◆ TASK GOAL: Retype the complete listing exactly as it appears.

◆ DATA EXTRACT:
━━━━━━━━━━━━━━━━

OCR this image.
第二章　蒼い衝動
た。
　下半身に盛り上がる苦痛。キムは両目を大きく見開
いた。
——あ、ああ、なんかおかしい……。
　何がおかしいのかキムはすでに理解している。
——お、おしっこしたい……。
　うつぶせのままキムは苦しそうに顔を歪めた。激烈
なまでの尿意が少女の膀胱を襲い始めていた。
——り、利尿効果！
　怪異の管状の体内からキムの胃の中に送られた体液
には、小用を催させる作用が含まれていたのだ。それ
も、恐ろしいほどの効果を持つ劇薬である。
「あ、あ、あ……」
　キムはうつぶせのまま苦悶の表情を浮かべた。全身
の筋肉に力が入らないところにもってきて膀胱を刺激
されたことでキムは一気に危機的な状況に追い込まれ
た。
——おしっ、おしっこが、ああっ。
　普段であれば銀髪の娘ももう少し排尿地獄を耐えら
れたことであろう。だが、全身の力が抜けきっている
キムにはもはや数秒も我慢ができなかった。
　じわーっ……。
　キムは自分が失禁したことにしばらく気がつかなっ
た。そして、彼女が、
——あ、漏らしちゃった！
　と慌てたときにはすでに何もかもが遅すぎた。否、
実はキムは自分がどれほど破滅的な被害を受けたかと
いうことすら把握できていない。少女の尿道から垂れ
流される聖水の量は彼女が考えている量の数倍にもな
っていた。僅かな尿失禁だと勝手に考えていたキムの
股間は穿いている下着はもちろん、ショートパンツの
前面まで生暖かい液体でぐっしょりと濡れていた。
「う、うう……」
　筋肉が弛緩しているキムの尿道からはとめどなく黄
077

━━━━━━━━━━━━━━━━

◆ RESPONSE BELOW:
OCR this image.
第二章　蒼い衝動
た。
　下半身に盛り上がる苦痛。キムは両目を大きく見開
いた。
——あ、ああ、なんかおかしい……。
　何がおかしいのかキムはすでに理解している。
——お、おしっこしたい……。
　うつぶせのままキムは苦しそうに顔を歪めた。激烈
なまでの尿意が少女の膀胱を襲い始めていた。
——り、利尿効果！
　怪異の管状の体内からキムの胃の中に送られた体液
には、小用を催させる作用が含まれていたのだ。それ
も、恐ろしいほどの効果を持つ劇薬である。
「あ、あ、あ……」
　キムはうつぶせのまま苦悶の表情を浮かべた。全身
の筋肉に力が入らないところにもってきて膀胱を刺激
されたことでキムは一気に危機的な状況に追い込まれ
た。
——おしっ、おしっこが、ああっ。
　普段であれば銀髪の娘ももう少し排尿地獄を耐えら
れたことであろう。だが、全身の力が抜けきっている
キムにはもはや数秒も我慢ができなかった。
　じわーっ……。
　キムは自分が失禁したことにしばらく気がつかなっ
た。そして、彼女が、
——あ、漏らしちゃった！
　と慌てたときにはすでに何もかもが遅すぎた。否、
実はキムは自分がどれほど破滅的な被害を受けたかと
いうことすら把握できていない。少女の尿道から垂れ
流される聖水の量は彼女が考えている量の数倍にもな
っていた。僅かな尿失禁だと勝手に考えていたキムの
股間は穿いている下着はもちろん、ショートパンツの
前面まで生暖かい液体でぐっしょりと濡れていた。
「う、うう……」
　筋肉が弛緩しているキムの尿道からはとめどなく黄
077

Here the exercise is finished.